Problem statement: Scan the material below for the string "this", and copy every line where it shows up.
:::
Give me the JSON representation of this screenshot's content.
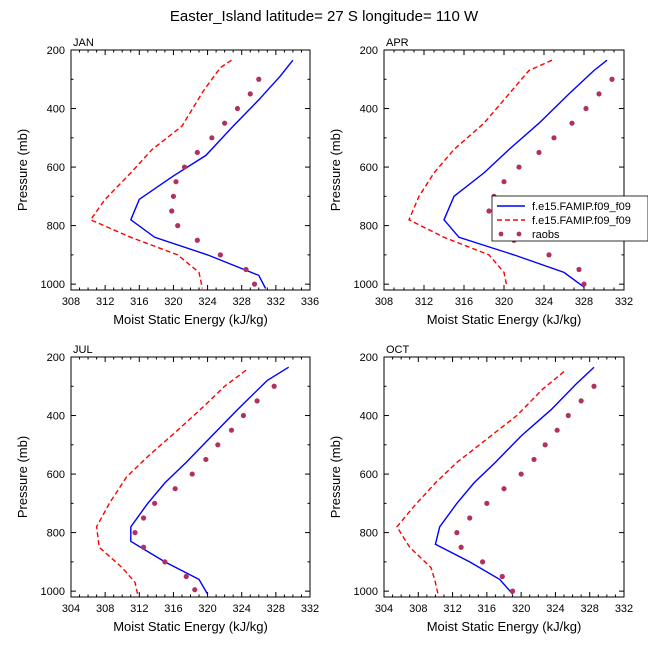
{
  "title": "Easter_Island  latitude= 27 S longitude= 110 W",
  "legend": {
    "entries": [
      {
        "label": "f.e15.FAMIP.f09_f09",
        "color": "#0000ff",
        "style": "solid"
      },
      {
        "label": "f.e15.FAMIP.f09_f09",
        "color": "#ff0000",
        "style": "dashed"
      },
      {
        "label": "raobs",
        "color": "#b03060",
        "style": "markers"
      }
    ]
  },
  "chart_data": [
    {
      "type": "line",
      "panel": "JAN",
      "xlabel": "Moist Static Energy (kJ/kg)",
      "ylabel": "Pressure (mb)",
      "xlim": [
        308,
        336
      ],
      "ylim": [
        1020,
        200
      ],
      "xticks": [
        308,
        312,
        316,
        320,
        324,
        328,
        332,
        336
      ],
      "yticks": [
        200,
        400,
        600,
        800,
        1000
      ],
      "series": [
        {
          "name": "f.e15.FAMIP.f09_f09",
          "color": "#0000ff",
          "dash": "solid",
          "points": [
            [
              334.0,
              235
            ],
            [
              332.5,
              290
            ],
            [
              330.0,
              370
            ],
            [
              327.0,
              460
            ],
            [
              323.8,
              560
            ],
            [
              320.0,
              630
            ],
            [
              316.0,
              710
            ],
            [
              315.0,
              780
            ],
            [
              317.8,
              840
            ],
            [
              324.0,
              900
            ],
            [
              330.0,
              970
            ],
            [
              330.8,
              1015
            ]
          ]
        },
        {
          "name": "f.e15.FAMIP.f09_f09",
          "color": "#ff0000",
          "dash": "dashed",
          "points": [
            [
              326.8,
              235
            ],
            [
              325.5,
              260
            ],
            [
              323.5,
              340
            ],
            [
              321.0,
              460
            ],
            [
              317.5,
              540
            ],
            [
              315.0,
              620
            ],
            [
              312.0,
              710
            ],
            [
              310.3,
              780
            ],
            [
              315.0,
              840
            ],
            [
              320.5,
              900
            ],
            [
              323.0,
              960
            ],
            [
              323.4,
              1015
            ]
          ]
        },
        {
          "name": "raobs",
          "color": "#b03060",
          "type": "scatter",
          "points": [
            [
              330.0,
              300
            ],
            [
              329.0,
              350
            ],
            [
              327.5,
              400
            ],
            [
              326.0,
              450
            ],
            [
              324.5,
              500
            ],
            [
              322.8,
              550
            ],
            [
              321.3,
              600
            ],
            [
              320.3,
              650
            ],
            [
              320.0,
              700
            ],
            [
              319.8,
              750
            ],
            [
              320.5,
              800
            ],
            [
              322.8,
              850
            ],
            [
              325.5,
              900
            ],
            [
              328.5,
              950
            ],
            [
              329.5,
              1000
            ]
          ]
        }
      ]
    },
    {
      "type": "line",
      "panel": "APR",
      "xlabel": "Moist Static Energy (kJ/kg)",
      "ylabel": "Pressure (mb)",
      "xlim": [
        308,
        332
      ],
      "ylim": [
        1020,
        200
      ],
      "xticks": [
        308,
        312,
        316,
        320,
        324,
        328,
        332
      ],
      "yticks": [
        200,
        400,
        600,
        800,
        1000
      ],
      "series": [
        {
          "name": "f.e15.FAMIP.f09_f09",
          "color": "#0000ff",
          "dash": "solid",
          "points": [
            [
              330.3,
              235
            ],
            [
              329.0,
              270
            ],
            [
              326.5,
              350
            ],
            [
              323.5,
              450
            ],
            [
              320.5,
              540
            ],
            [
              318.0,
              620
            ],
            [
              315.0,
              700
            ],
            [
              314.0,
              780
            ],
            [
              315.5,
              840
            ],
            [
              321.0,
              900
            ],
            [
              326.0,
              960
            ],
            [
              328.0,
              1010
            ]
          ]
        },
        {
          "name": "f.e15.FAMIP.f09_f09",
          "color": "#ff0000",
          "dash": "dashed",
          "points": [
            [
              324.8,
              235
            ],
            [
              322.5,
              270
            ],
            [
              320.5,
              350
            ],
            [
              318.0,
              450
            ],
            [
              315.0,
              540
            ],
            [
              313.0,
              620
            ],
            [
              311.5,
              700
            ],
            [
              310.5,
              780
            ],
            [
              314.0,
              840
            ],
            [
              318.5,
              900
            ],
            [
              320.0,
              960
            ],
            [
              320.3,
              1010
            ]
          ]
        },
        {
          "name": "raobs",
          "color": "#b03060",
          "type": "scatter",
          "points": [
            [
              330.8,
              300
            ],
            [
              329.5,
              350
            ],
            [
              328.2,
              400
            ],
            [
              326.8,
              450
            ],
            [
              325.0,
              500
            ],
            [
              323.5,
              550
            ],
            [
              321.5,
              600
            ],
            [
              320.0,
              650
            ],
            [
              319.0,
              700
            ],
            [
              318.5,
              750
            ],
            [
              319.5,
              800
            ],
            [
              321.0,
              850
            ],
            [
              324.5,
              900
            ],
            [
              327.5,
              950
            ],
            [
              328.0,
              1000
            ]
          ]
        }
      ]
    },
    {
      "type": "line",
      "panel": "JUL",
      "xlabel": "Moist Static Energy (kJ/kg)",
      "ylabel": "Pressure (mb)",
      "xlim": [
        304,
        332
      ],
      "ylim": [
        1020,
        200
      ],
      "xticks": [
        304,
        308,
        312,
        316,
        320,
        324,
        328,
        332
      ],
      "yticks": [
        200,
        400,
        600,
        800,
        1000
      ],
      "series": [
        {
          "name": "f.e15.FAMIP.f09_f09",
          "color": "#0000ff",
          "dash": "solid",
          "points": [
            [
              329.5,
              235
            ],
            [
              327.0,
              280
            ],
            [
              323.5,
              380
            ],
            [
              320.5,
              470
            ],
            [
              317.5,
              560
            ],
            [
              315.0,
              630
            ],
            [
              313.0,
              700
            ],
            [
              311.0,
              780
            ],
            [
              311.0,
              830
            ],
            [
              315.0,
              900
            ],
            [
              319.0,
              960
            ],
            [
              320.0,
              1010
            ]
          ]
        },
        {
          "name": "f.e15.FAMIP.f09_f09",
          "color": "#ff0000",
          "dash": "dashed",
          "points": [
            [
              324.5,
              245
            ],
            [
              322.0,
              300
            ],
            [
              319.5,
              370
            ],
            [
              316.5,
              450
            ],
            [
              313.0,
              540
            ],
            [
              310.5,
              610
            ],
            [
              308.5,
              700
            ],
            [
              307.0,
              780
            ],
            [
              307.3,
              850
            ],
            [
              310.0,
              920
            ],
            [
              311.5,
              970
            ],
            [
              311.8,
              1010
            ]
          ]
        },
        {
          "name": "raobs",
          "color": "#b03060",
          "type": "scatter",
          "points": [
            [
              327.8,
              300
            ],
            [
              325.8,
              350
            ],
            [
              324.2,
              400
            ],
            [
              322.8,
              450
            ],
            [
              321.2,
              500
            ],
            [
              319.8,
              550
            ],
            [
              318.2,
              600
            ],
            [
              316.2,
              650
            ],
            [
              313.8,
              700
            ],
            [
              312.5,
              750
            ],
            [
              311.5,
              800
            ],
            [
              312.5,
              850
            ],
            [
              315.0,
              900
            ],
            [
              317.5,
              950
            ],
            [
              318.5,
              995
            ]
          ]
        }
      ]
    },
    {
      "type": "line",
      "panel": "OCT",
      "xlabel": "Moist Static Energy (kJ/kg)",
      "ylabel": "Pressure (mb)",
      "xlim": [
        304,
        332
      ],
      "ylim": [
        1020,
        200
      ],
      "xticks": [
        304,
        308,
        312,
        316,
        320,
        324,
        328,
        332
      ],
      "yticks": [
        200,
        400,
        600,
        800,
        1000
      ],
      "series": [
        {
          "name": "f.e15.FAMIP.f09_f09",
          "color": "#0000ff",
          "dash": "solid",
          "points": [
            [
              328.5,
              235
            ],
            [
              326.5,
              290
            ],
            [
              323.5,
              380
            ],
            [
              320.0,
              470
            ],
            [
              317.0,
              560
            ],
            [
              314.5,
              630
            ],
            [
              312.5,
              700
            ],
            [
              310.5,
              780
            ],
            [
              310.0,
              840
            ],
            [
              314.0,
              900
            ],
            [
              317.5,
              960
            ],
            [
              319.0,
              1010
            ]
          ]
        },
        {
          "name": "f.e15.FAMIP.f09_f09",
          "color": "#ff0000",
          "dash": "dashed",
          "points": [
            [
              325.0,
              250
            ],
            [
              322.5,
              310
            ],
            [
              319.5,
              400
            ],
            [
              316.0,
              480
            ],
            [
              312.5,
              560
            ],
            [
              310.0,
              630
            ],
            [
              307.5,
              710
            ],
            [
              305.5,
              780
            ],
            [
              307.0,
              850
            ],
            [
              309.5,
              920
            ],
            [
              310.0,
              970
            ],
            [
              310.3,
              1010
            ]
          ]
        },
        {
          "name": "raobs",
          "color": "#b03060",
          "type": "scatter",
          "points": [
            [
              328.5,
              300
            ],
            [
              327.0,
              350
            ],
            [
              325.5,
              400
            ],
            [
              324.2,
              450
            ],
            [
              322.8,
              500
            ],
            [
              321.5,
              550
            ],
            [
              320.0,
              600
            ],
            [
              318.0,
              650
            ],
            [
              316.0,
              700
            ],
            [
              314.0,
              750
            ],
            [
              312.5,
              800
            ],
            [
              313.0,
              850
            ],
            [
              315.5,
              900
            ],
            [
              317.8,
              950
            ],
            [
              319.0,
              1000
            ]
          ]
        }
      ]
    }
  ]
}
:::
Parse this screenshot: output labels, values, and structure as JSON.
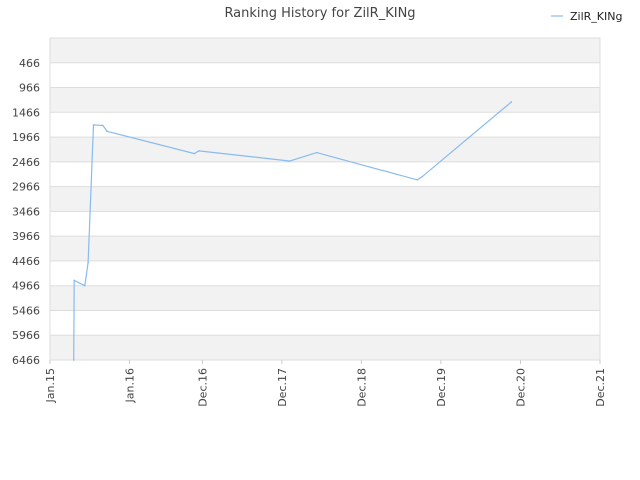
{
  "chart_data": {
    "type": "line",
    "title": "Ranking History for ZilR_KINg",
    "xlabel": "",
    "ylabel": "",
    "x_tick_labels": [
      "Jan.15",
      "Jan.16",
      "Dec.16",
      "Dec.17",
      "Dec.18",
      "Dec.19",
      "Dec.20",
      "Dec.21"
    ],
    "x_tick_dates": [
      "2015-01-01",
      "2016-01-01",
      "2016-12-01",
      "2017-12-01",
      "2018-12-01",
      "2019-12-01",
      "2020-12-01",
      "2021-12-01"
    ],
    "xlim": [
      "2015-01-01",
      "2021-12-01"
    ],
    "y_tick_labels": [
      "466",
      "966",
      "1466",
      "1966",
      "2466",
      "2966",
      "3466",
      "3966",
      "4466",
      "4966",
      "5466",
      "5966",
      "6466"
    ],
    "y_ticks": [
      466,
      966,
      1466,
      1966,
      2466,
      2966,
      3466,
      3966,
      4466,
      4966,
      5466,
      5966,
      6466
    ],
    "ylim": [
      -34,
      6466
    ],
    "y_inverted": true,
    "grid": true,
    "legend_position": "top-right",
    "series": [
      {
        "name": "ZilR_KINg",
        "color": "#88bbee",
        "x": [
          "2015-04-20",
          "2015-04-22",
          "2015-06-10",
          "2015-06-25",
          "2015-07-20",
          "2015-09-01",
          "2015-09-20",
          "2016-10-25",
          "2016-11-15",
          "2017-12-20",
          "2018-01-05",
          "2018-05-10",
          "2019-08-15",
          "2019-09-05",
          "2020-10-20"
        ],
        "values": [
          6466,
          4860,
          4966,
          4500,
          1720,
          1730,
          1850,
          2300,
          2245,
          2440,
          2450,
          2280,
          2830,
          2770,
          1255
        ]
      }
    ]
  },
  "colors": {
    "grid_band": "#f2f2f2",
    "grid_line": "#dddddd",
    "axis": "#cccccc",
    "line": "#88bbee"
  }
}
:::
Exercise output:
Give me the JSON representation of this screenshot's content.
Parse this screenshot: output labels, values, and structure as JSON.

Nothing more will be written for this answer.